## STATED EXERCISE:
Exclude the pictures, then repeat the remaining data exactly.

## DATA SUPPLIED:

+ + + + + + +

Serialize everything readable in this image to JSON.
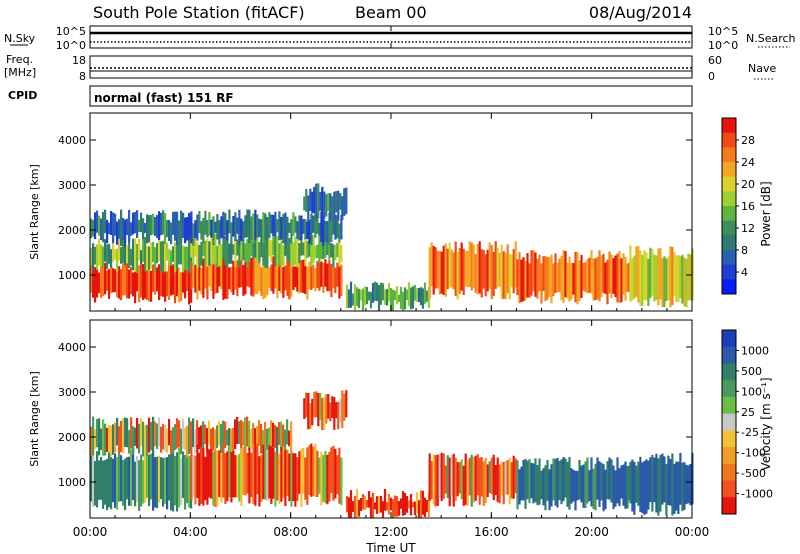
{
  "header": {
    "station": "South Pole Station (fitACF)",
    "beam": "Beam 00",
    "date": "08/Aug/2014"
  },
  "noise_panel": {
    "left_label": "N.Sky",
    "left_ticks": [
      "10^5",
      "10^0"
    ],
    "right_label": "N.Search",
    "right_ticks": [
      "10^5",
      "10^0"
    ]
  },
  "freq_panel": {
    "left_label_1": "Freq.",
    "left_label_2": "[MHz]",
    "left_ticks": [
      "18",
      "8"
    ],
    "right_label": "Nave",
    "right_ticks": [
      "60",
      "0"
    ]
  },
  "cpid_panel": {
    "label": "CPID",
    "text": "normal (fast) 151 RF"
  },
  "power_colorbar": {
    "label": "Power [dB]",
    "ticks": [
      "28",
      "24",
      "20",
      "16",
      "12",
      "8",
      "4"
    ],
    "colors": [
      "#0a18ff",
      "#1e3ed0",
      "#2a5fb3",
      "#2f7a73",
      "#3c8f5a",
      "#5db43f",
      "#9bd232",
      "#d8d22a",
      "#f2a623",
      "#f77a1d",
      "#f24a17",
      "#e6140d"
    ]
  },
  "velocity_colorbar": {
    "label": "Velocity [m s⁻¹]",
    "ticks": [
      "1000",
      "500",
      "100",
      "25",
      "-25",
      "-100",
      "-500",
      "-1000"
    ],
    "colors": [
      "#1b3fb8",
      "#2a5aa8",
      "#2f7f6a",
      "#4a9a5f",
      "#67c043",
      "#c8c8c8",
      "#f2c33a",
      "#f39c28",
      "#f27520",
      "#f2501c",
      "#e6140d"
    ]
  },
  "x_axis": {
    "ticks": [
      "00:00",
      "04:00",
      "08:00",
      "12:00",
      "16:00",
      "20:00",
      "00:00"
    ],
    "label": "Time UT"
  },
  "chart_data": [
    {
      "type": "heatmap",
      "quantity": "Power",
      "ylabel": "Slant Range [km]",
      "xlabel": "Time UT",
      "ylim": [
        200,
        4600
      ],
      "yticks": [
        1000,
        2000,
        3000,
        4000
      ],
      "xlim": [
        0,
        24
      ],
      "x_tick_labels": [
        "00:00",
        "04:00",
        "08:00",
        "12:00",
        "16:00",
        "20:00",
        "00:00"
      ],
      "colorbar": {
        "label": "Power [dB]",
        "range": [
          0,
          30
        ],
        "ticks": [
          4,
          8,
          12,
          16,
          20,
          24,
          28
        ]
      },
      "bands": [
        {
          "t0": 0.0,
          "t1": 4.0,
          "r0": 500,
          "r1": 1200,
          "value": 27
        },
        {
          "t0": 0.0,
          "t1": 4.0,
          "r0": 1200,
          "r1": 1700,
          "value": 14
        },
        {
          "t0": 0.0,
          "t1": 4.0,
          "r0": 1800,
          "r1": 2300,
          "value": 8
        },
        {
          "t0": 4.0,
          "t1": 10.0,
          "r0": 600,
          "r1": 1300,
          "value": 26
        },
        {
          "t0": 4.0,
          "t1": 10.0,
          "r0": 1300,
          "r1": 1800,
          "value": 14
        },
        {
          "t0": 4.0,
          "t1": 10.0,
          "r0": 1800,
          "r1": 2300,
          "value": 8
        },
        {
          "t0": 8.5,
          "t1": 10.2,
          "r0": 2300,
          "r1": 2900,
          "value": 9
        },
        {
          "t0": 10.2,
          "t1": 13.5,
          "r0": 300,
          "r1": 700,
          "value": 12
        },
        {
          "t0": 13.5,
          "t1": 17.0,
          "r0": 600,
          "r1": 1600,
          "value": 24
        },
        {
          "t0": 17.0,
          "t1": 21.5,
          "r0": 500,
          "r1": 1400,
          "value": 25
        },
        {
          "t0": 21.5,
          "t1": 24.0,
          "r0": 400,
          "r1": 1500,
          "value": 18
        }
      ]
    },
    {
      "type": "heatmap",
      "quantity": "Velocity",
      "ylabel": "Slant Range [km]",
      "xlabel": "Time UT",
      "ylim": [
        200,
        4600
      ],
      "yticks": [
        1000,
        2000,
        3000,
        4000
      ],
      "xlim": [
        0,
        24
      ],
      "x_tick_labels": [
        "00:00",
        "04:00",
        "08:00",
        "12:00",
        "16:00",
        "20:00",
        "00:00"
      ],
      "colorbar": {
        "label": "Velocity [m s⁻¹]",
        "range": [
          -1000,
          1000
        ],
        "ticks": [
          1000,
          500,
          100,
          25,
          -25,
          -100,
          -500,
          -1000
        ]
      },
      "bands": [
        {
          "t0": 0.0,
          "t1": 4.0,
          "r0": 500,
          "r1": 1600,
          "value": 300
        },
        {
          "t0": 0.0,
          "t1": 8.0,
          "r0": 1700,
          "r1": 2300,
          "value": 0
        },
        {
          "t0": 4.0,
          "t1": 10.0,
          "r0": 600,
          "r1": 1700,
          "value": -200
        },
        {
          "t0": 8.5,
          "t1": 10.2,
          "r0": 2300,
          "r1": 2900,
          "value": -200
        },
        {
          "t0": 10.2,
          "t1": 13.5,
          "r0": 300,
          "r1": 700,
          "value": -300
        },
        {
          "t0": 13.5,
          "t1": 17.0,
          "r0": 600,
          "r1": 1500,
          "value": -150
        },
        {
          "t0": 17.0,
          "t1": 21.5,
          "r0": 500,
          "r1": 1400,
          "value": 500
        },
        {
          "t0": 21.5,
          "t1": 24.0,
          "r0": 400,
          "r1": 1500,
          "value": 600
        }
      ]
    }
  ]
}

+ + + + + + +

## TASK RESULT:
Serialize everything readable in this image to JSON.
{
  "header": {
    "station": "South Pole Station (fitACF)",
    "beam": "Beam 00",
    "date": "08/Aug/2014"
  },
  "noise_panel": {
    "left_label": "N.Sky",
    "left_ticks": [
      "10^5",
      "10^0"
    ],
    "right_label": "N.Search",
    "right_ticks": [
      "10^5",
      "10^0"
    ]
  },
  "freq_panel": {
    "left_label_1": "Freq.",
    "left_label_2": "[MHz]",
    "left_ticks": [
      "18",
      "8"
    ],
    "right_label": "Nave",
    "right_ticks": [
      "60",
      "0"
    ]
  },
  "cpid_panel": {
    "label": "CPID",
    "text": "normal (fast) 151 RF"
  },
  "power_colorbar": {
    "label": "Power [dB]",
    "ticks": [
      "28",
      "24",
      "20",
      "16",
      "12",
      "8",
      "4"
    ],
    "colors": [
      "#0a18ff",
      "#1e3ed0",
      "#2a5fb3",
      "#2f7a73",
      "#3c8f5a",
      "#5db43f",
      "#9bd232",
      "#d8d22a",
      "#f2a623",
      "#f77a1d",
      "#f24a17",
      "#e6140d"
    ]
  },
  "velocity_colorbar": {
    "label": "Velocity [m s⁻¹]",
    "ticks": [
      "1000",
      "500",
      "100",
      "25",
      "-25",
      "-100",
      "-500",
      "-1000"
    ],
    "colors": [
      "#1b3fb8",
      "#2a5aa8",
      "#2f7f6a",
      "#4a9a5f",
      "#67c043",
      "#c8c8c8",
      "#f2c33a",
      "#f39c28",
      "#f27520",
      "#f2501c",
      "#e6140d"
    ]
  },
  "x_axis": {
    "ticks": [
      "00:00",
      "04:00",
      "08:00",
      "12:00",
      "16:00",
      "20:00",
      "00:00"
    ],
    "label": "Time UT"
  },
  "chart_data": [
    {
      "type": "heatmap",
      "quantity": "Power",
      "ylabel": "Slant Range [km]",
      "xlabel": "Time UT",
      "ylim": [
        200,
        4600
      ],
      "yticks": [
        1000,
        2000,
        3000,
        4000
      ],
      "xlim": [
        0,
        24
      ],
      "x_tick_labels": [
        "00:00",
        "04:00",
        "08:00",
        "12:00",
        "16:00",
        "20:00",
        "00:00"
      ],
      "colorbar": {
        "label": "Power [dB]",
        "range": [
          0,
          30
        ],
        "ticks": [
          4,
          8,
          12,
          16,
          20,
          24,
          28
        ]
      },
      "bands": [
        {
          "t0": 0.0,
          "t1": 4.0,
          "r0": 500,
          "r1": 1200,
          "value": 27
        },
        {
          "t0": 0.0,
          "t1": 4.0,
          "r0": 1200,
          "r1": 1700,
          "value": 14
        },
        {
          "t0": 0.0,
          "t1": 4.0,
          "r0": 1800,
          "r1": 2300,
          "value": 8
        },
        {
          "t0": 4.0,
          "t1": 10.0,
          "r0": 600,
          "r1": 1300,
          "value": 26
        },
        {
          "t0": 4.0,
          "t1": 10.0,
          "r0": 1300,
          "r1": 1800,
          "value": 14
        },
        {
          "t0": 4.0,
          "t1": 10.0,
          "r0": 1800,
          "r1": 2300,
          "value": 8
        },
        {
          "t0": 8.5,
          "t1": 10.2,
          "r0": 2300,
          "r1": 2900,
          "value": 9
        },
        {
          "t0": 10.2,
          "t1": 13.5,
          "r0": 300,
          "r1": 700,
          "value": 12
        },
        {
          "t0": 13.5,
          "t1": 17.0,
          "r0": 600,
          "r1": 1600,
          "value": 24
        },
        {
          "t0": 17.0,
          "t1": 21.5,
          "r0": 500,
          "r1": 1400,
          "value": 25
        },
        {
          "t0": 21.5,
          "t1": 24.0,
          "r0": 400,
          "r1": 1500,
          "value": 18
        }
      ]
    },
    {
      "type": "heatmap",
      "quantity": "Velocity",
      "ylabel": "Slant Range [km]",
      "xlabel": "Time UT",
      "ylim": [
        200,
        4600
      ],
      "yticks": [
        1000,
        2000,
        3000,
        4000
      ],
      "xlim": [
        0,
        24
      ],
      "x_tick_labels": [
        "00:00",
        "04:00",
        "08:00",
        "12:00",
        "16:00",
        "20:00",
        "00:00"
      ],
      "colorbar": {
        "label": "Velocity [m s⁻¹]",
        "range": [
          -1000,
          1000
        ],
        "ticks": [
          1000,
          500,
          100,
          25,
          -25,
          -100,
          -500,
          -1000
        ]
      },
      "bands": [
        {
          "t0": 0.0,
          "t1": 4.0,
          "r0": 500,
          "r1": 1600,
          "value": 300
        },
        {
          "t0": 0.0,
          "t1": 8.0,
          "r0": 1700,
          "r1": 2300,
          "value": 0
        },
        {
          "t0": 4.0,
          "t1": 10.0,
          "r0": 600,
          "r1": 1700,
          "value": -200
        },
        {
          "t0": 8.5,
          "t1": 10.2,
          "r0": 2300,
          "r1": 2900,
          "value": -200
        },
        {
          "t0": 10.2,
          "t1": 13.5,
          "r0": 300,
          "r1": 700,
          "value": -300
        },
        {
          "t0": 13.5,
          "t1": 17.0,
          "r0": 600,
          "r1": 1500,
          "value": -150
        },
        {
          "t0": 17.0,
          "t1": 21.5,
          "r0": 500,
          "r1": 1400,
          "value": 500
        },
        {
          "t0": 21.5,
          "t1": 24.0,
          "r0": 400,
          "r1": 1500,
          "value": 600
        }
      ]
    }
  ]
}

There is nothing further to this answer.